* _Records supplied_:
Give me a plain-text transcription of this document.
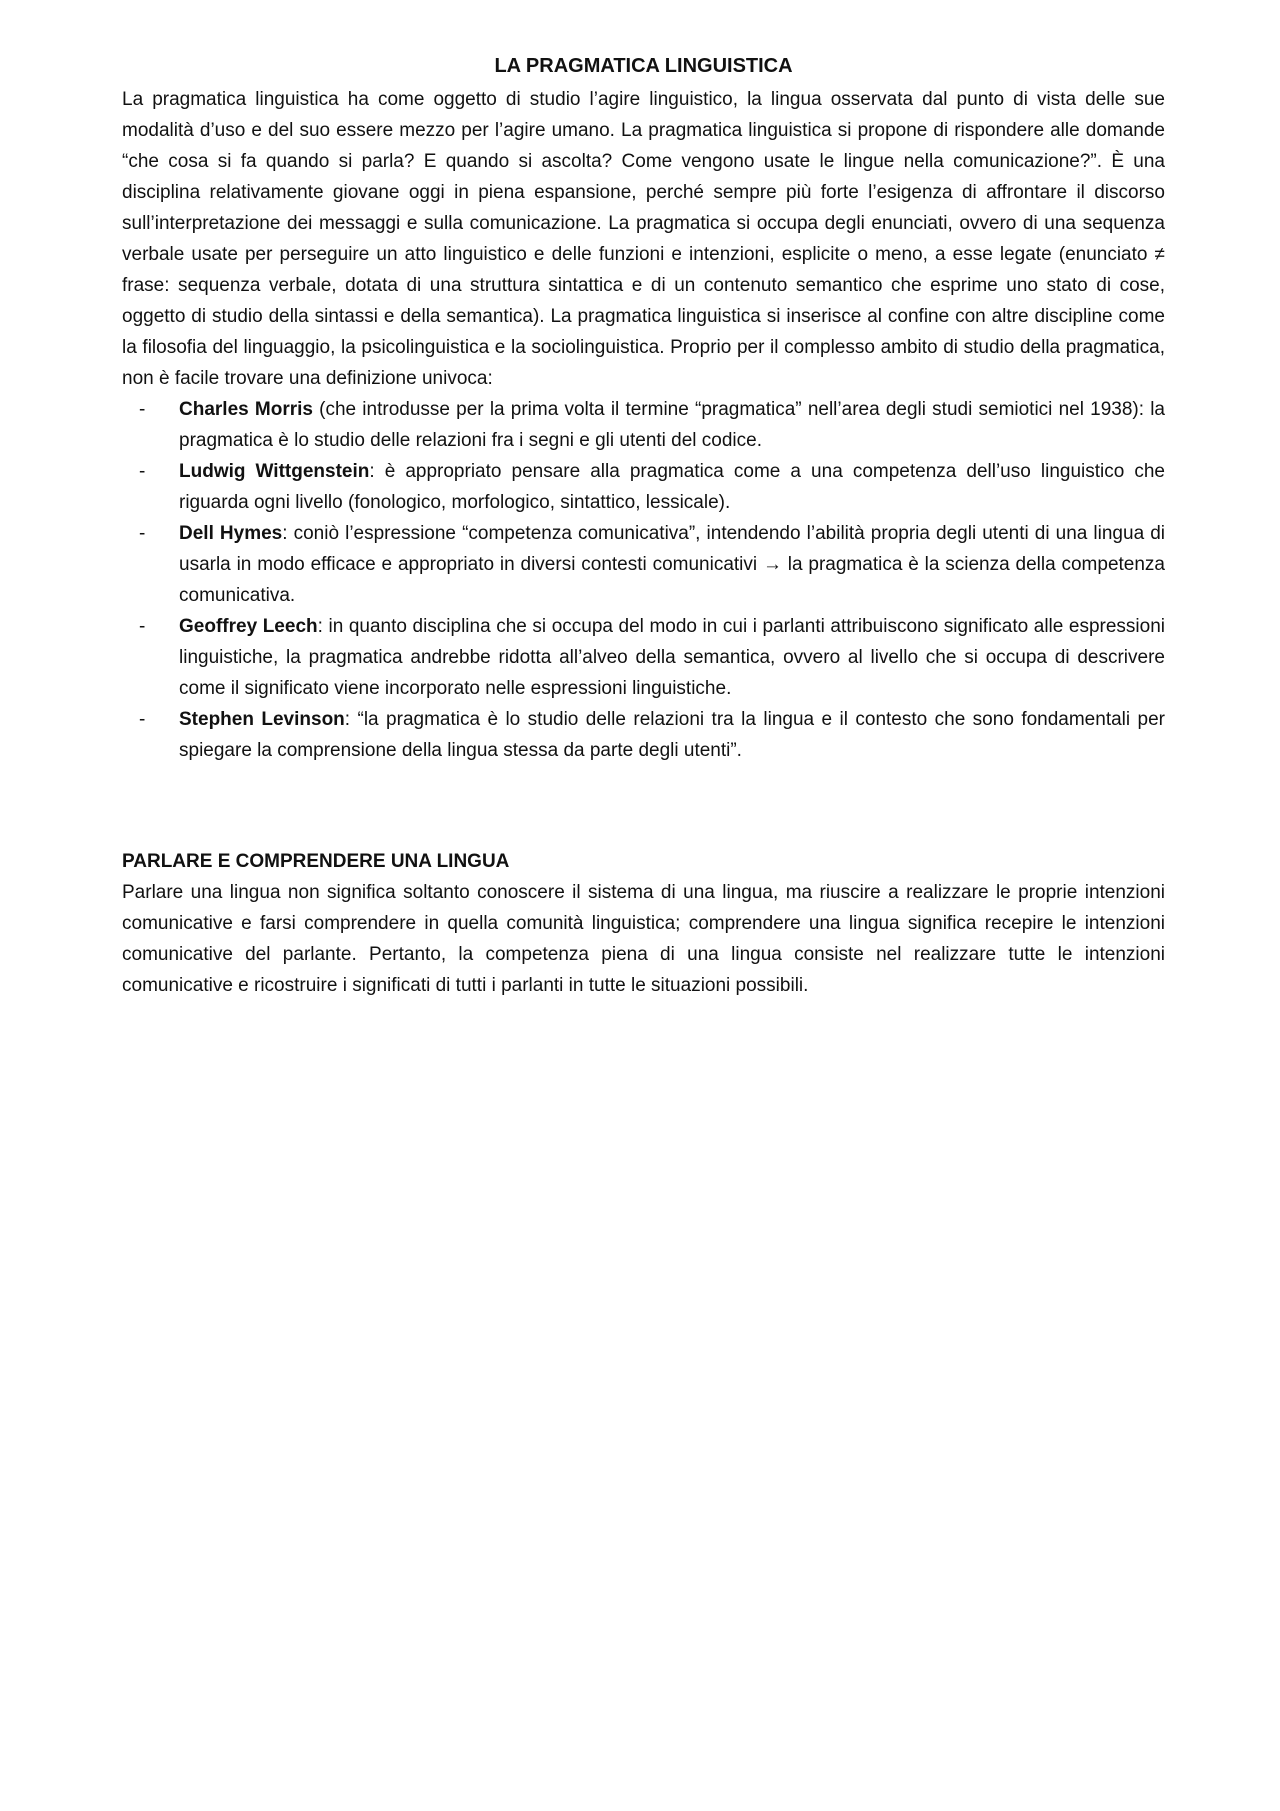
LA PRAGMATICA LINGUISTICA

La pragmatica linguistica ha come oggetto di studio l’agire linguistico, la lingua osservata dal punto di vista delle sue modalità d’uso e del suo essere mezzo per l’agire umano. La pragmatica linguistica si propone di rispondere alle domande “che cosa si fa quando si parla? E quando si ascolta? Come vengono usate le lingue nella comunicazione?”. È una disciplina relativamente giovane oggi in piena espansione, perché sempre più forte l’esigenza di affrontare il discorso sull’interpretazione dei messaggi e sulla comunicazione. La pragmatica si occupa degli enunciati, ovvero di una sequenza verbale usate per perseguire un atto linguistico e delle funzioni e intenzioni, esplicite o meno, a esse legate (enunciato ≠ frase: sequenza verbale, dotata di una struttura sintattica e di un contenuto semantico che esprime uno stato di cose, oggetto di studio della sintassi e della semantica). La pragmatica linguistica si inserisce al confine con altre discipline come la filosofia del linguaggio, la psicolinguistica e la sociolinguistica. Proprio per il complesso ambito di studio della pragmatica, non è facile trovare una definizione univoca:

- Charles Morris (che introdusse per la prima volta il termine “pragmatica” nell’area degli studi semiotici nel 1938): la pragmatica è lo studio delle relazioni fra i segni e gli utenti del codice.
- Ludwig Wittgenstein: è appropriato pensare alla pragmatica come a una competenza dell’uso linguistico che riguarda ogni livello (fonologico, morfologico, sintattico, lessicale).
- Dell Hymes: coniò l’espressione “competenza comunicativa”, intendendo l’abilità propria degli utenti di una lingua di usarla in modo efficace e appropriato in diversi contesti comunicativi → la pragmatica è la scienza della competenza comunicativa.
- Geoffrey Leech: in quanto disciplina che si occupa del modo in cui i parlanti attribuiscono significato alle espressioni linguistiche, la pragmatica andrebbe ridotta all’alveo della semantica, ovvero al livello che si occupa di descrivere come il significato viene incorporato nelle espressioni linguistiche.
- Stephen Levinson: “la pragmatica è lo studio delle relazioni tra la lingua e il contesto che sono fondamentali per spiegare la comprensione della lingua stessa da parte degli utenti”.
PARLARE E COMPRENDERE UNA LINGUA

Parlare una lingua non significa soltanto conoscere il sistema di una lingua, ma riuscire a realizzare le proprie intenzioni comunicative e farsi comprendere in quella comunità linguistica; comprendere una lingua significa recepire le intenzioni comunicative del parlante. Pertanto, la competenza piena di una lingua consiste nel realizzare tutte le intenzioni comunicative e ricostruire i significati di tutti i parlanti in tutte le situazioni possibili.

* _Exercise aim_: Without the pictures, write out the whole listing above exactly as it appears.

* _Response to this task_:
Give me a plain-text transcription of this document.
LA PRAGMATICA LINGUISTICA

La pragmatica linguistica ha come oggetto di studio l’agire linguistico, la lingua osservata dal punto di vista delle sue modalità d’uso e del suo essere mezzo per l’agire umano. La pragmatica linguistica si propone di rispondere alle domande “che cosa si fa quando si parla? E quando si ascolta? Come vengono usate le lingue nella comunicazione?”. È una disciplina relativamente giovane oggi in piena espansione, perché sempre più forte l’esigenza di affrontare il discorso sull’interpretazione dei messaggi e sulla comunicazione. La pragmatica si occupa degli enunciati, ovvero di una sequenza verbale usate per perseguire un atto linguistico e delle funzioni e intenzioni, esplicite o meno, a esse legate (enunciato ≠ frase: sequenza verbale, dotata di una struttura sintattica e di un contenuto semantico che esprime uno stato di cose, oggetto di studio della sintassi e della semantica). La pragmatica linguistica si inserisce al confine con altre discipline come la filosofia del linguaggio, la psicolinguistica e la sociolinguistica. Proprio per il complesso ambito di studio della pragmatica, non è facile trovare una definizione univoca:

- Charles Morris (che introdusse per la prima volta il termine “pragmatica” nell’area degli studi semiotici nel 1938): la pragmatica è lo studio delle relazioni fra i segni e gli utenti del codice.
- Ludwig Wittgenstein: è appropriato pensare alla pragmatica come a una competenza dell’uso linguistico che riguarda ogni livello (fonologico, morfologico, sintattico, lessicale).
- Dell Hymes: coniò l’espressione “competenza comunicativa”, intendendo l’abilità propria degli utenti di una lingua di usarla in modo efficace e appropriato in diversi contesti comunicativi → la pragmatica è la scienza della competenza comunicativa.
- Geoffrey Leech: in quanto disciplina che si occupa del modo in cui i parlanti attribuiscono significato alle espressioni linguistiche, la pragmatica andrebbe ridotta all’alveo della semantica, ovvero al livello che si occupa di descrivere come il significato viene incorporato nelle espressioni linguistiche.
- Stephen Levinson: “la pragmatica è lo studio delle relazioni tra la lingua e il contesto che sono fondamentali per spiegare la comprensione della lingua stessa da parte degli utenti”.
PARLARE E COMPRENDERE UNA LINGUA

Parlare una lingua non significa soltanto conoscere il sistema di una lingua, ma riuscire a realizzare le proprie intenzioni comunicative e farsi comprendere in quella comunità linguistica; comprendere una lingua significa recepire le intenzioni comunicative del parlante. Pertanto, la competenza piena di una lingua consiste nel realizzare tutte le intenzioni comunicative e ricostruire i significati di tutti i parlanti in tutte le situazioni possibili.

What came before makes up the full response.